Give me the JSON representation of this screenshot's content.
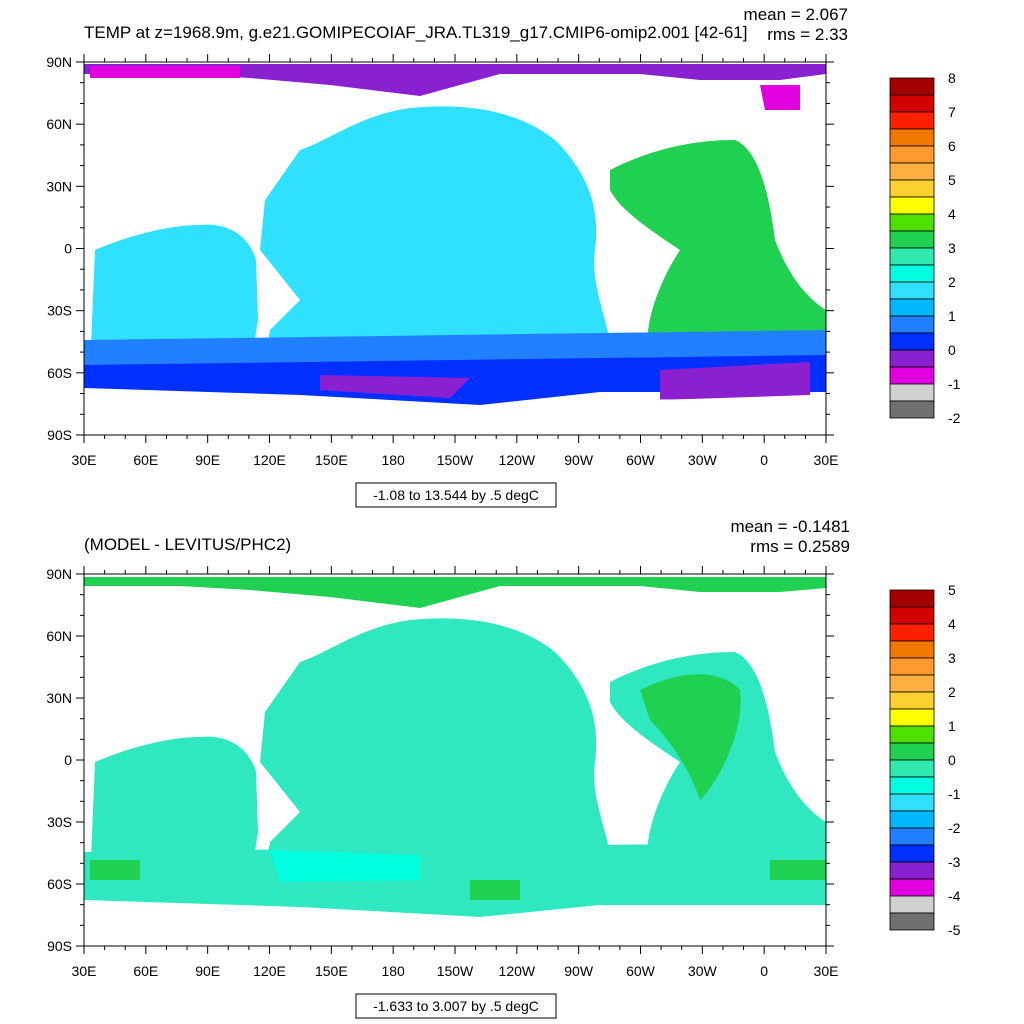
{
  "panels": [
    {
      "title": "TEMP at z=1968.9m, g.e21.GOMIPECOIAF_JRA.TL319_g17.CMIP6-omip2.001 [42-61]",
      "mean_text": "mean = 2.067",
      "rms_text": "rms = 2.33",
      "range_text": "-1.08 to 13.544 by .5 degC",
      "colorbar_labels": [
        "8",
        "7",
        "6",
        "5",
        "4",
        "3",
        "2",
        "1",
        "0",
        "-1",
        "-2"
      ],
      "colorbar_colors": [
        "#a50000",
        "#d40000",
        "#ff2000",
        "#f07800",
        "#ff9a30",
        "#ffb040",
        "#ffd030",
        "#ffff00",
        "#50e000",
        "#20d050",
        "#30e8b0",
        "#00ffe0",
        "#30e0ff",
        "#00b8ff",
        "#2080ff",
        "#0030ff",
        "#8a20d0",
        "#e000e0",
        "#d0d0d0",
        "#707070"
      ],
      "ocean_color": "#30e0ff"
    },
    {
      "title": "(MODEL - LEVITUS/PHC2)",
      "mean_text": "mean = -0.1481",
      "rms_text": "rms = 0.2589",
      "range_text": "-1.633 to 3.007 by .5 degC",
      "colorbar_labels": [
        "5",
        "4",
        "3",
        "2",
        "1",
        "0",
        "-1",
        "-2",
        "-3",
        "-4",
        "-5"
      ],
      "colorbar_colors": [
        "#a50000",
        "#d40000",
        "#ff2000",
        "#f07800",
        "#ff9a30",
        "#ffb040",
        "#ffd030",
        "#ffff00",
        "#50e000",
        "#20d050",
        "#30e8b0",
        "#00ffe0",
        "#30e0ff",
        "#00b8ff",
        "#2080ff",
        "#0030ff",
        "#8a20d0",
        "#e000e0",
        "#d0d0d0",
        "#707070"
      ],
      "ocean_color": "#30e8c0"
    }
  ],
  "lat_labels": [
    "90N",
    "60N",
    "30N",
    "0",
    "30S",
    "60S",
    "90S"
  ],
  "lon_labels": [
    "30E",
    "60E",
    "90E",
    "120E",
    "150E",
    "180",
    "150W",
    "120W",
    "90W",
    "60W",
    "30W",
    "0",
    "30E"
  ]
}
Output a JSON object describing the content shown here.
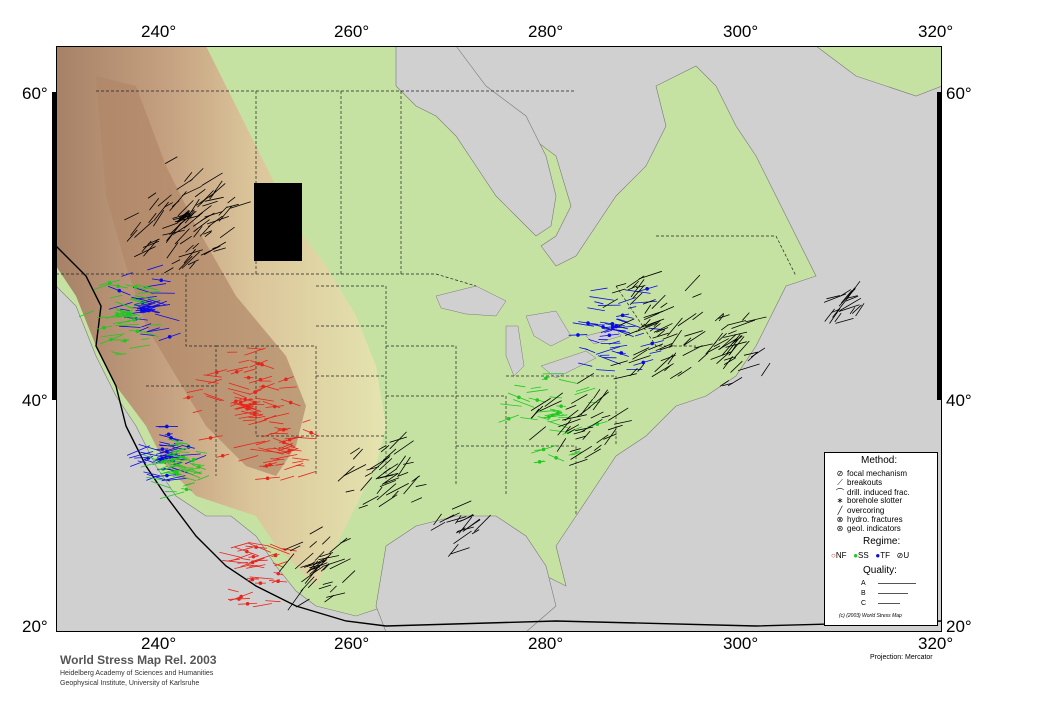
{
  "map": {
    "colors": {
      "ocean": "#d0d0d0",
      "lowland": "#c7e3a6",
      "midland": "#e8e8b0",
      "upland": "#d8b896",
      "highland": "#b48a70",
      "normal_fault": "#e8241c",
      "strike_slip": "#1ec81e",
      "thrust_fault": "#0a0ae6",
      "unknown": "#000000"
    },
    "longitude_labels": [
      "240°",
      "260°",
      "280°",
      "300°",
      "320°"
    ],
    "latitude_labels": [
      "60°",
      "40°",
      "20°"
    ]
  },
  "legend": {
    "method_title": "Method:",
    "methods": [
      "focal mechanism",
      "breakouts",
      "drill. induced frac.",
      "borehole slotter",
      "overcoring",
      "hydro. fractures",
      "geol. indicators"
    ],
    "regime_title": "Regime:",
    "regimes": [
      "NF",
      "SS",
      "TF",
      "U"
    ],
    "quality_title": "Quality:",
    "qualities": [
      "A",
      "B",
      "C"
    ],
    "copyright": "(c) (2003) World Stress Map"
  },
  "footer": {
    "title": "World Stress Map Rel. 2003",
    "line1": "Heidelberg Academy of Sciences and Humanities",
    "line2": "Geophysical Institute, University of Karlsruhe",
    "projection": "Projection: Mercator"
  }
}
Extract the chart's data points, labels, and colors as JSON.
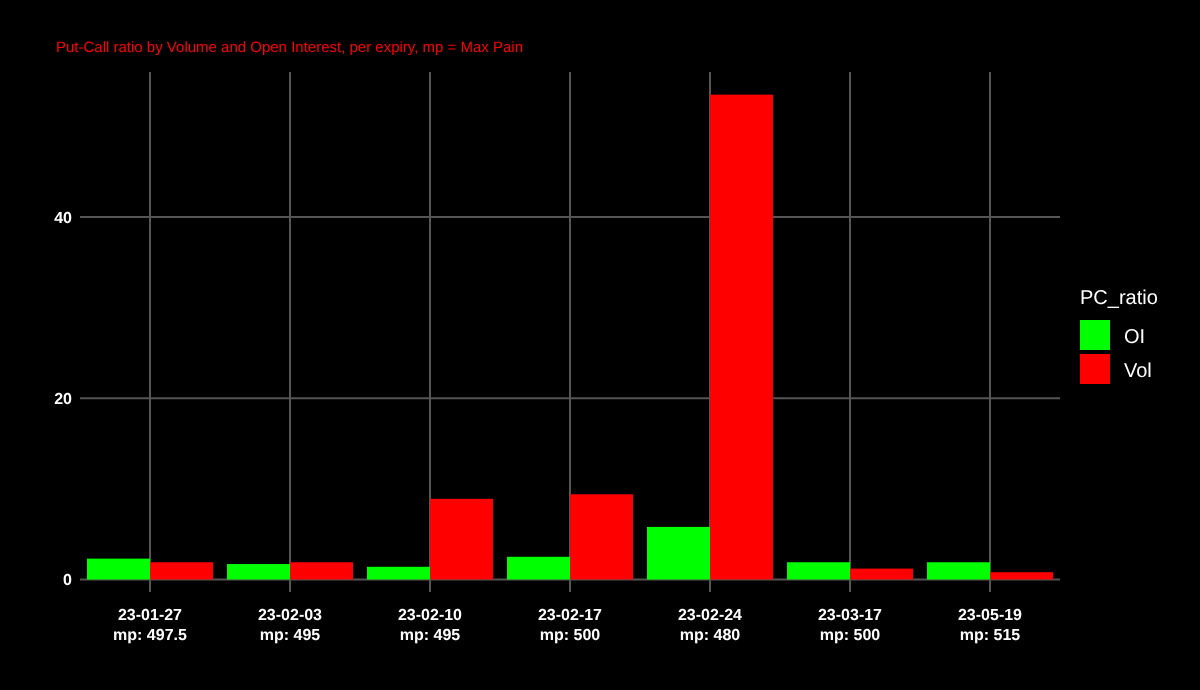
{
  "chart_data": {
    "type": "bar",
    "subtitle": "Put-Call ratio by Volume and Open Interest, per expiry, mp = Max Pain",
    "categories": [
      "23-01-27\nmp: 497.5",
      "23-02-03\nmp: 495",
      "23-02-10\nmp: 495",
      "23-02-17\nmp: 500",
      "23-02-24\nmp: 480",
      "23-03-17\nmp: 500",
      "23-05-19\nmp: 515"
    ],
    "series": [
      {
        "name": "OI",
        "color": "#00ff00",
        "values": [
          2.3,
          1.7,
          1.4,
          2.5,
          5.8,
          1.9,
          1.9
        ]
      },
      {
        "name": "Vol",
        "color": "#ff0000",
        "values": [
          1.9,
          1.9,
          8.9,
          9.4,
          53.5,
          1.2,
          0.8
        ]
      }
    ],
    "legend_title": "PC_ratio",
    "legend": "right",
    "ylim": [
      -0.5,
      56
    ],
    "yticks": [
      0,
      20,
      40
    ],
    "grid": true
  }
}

--

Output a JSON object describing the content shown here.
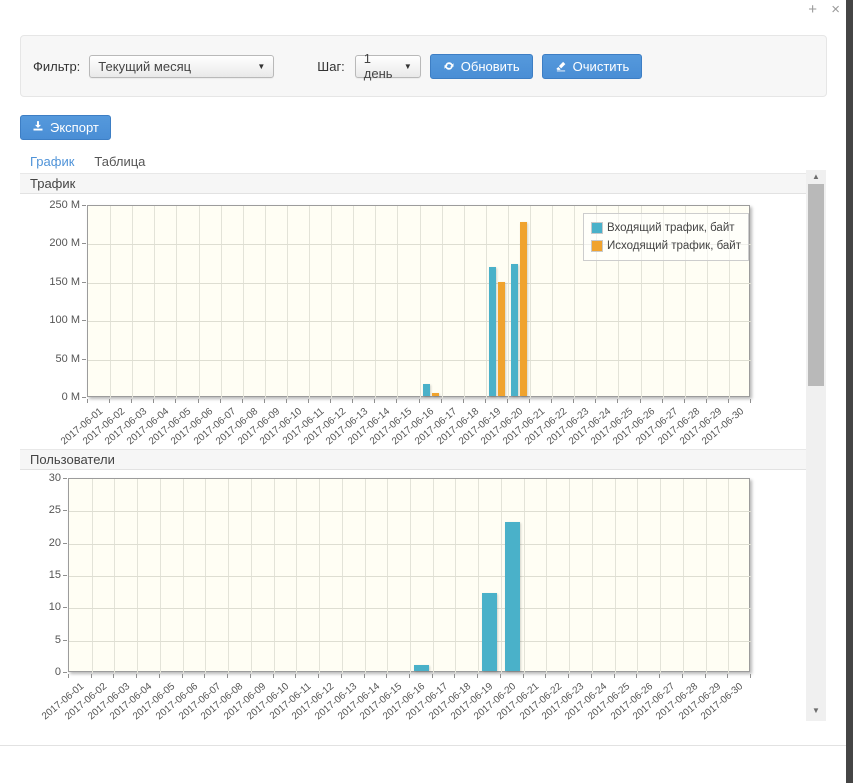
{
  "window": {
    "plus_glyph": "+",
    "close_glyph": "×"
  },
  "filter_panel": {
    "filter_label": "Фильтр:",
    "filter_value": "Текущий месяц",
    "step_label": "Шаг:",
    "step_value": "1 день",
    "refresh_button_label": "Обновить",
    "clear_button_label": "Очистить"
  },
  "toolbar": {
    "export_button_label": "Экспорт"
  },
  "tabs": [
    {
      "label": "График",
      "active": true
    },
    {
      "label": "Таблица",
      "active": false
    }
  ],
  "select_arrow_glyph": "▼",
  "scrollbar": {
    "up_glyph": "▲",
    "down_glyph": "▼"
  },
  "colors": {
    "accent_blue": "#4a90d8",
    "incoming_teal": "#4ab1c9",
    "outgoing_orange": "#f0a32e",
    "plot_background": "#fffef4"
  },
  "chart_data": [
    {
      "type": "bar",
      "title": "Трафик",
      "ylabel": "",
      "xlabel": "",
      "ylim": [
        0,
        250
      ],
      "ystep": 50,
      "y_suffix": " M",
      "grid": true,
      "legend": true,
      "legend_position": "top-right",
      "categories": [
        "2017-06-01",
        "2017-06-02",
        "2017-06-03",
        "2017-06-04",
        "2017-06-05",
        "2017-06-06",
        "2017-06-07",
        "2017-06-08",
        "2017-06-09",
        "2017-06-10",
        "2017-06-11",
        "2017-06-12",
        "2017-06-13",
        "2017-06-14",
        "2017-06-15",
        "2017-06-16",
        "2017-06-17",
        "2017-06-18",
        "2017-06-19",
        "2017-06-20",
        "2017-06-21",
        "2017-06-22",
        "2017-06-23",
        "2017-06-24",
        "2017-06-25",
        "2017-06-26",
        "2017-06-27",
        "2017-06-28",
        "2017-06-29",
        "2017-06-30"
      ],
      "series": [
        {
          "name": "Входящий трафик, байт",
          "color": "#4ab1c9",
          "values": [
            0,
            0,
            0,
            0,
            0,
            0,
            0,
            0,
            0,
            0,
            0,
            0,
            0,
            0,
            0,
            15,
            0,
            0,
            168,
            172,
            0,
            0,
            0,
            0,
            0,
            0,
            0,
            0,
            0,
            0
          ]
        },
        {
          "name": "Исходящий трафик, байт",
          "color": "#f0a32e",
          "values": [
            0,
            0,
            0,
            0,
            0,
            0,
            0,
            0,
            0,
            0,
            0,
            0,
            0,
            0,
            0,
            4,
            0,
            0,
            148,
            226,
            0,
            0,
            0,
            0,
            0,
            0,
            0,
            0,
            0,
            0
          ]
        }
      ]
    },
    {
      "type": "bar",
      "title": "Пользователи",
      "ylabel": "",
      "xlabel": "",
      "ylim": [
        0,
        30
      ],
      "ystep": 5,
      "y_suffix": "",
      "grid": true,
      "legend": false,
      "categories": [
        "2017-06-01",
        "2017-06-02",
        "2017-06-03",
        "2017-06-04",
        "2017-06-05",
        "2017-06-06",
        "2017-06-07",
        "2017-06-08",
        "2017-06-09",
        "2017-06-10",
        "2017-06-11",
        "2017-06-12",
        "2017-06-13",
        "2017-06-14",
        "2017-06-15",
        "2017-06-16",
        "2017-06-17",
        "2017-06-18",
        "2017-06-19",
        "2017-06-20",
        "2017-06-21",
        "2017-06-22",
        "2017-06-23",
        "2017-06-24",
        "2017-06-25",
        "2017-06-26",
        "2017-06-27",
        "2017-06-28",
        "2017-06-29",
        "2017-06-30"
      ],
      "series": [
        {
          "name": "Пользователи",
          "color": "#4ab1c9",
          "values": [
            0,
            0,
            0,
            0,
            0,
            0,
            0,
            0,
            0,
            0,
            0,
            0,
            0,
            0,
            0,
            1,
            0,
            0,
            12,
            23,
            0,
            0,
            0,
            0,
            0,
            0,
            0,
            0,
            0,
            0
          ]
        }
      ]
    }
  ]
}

### WHAT THE EXERCISE ASKS
Search the records for the word "World". Copy every line that has it.

### EXPECTED OUTPUT
    "copyright": "(c) (2003) World Stress Map"
    "title": "World Stress Map Rel. 2003",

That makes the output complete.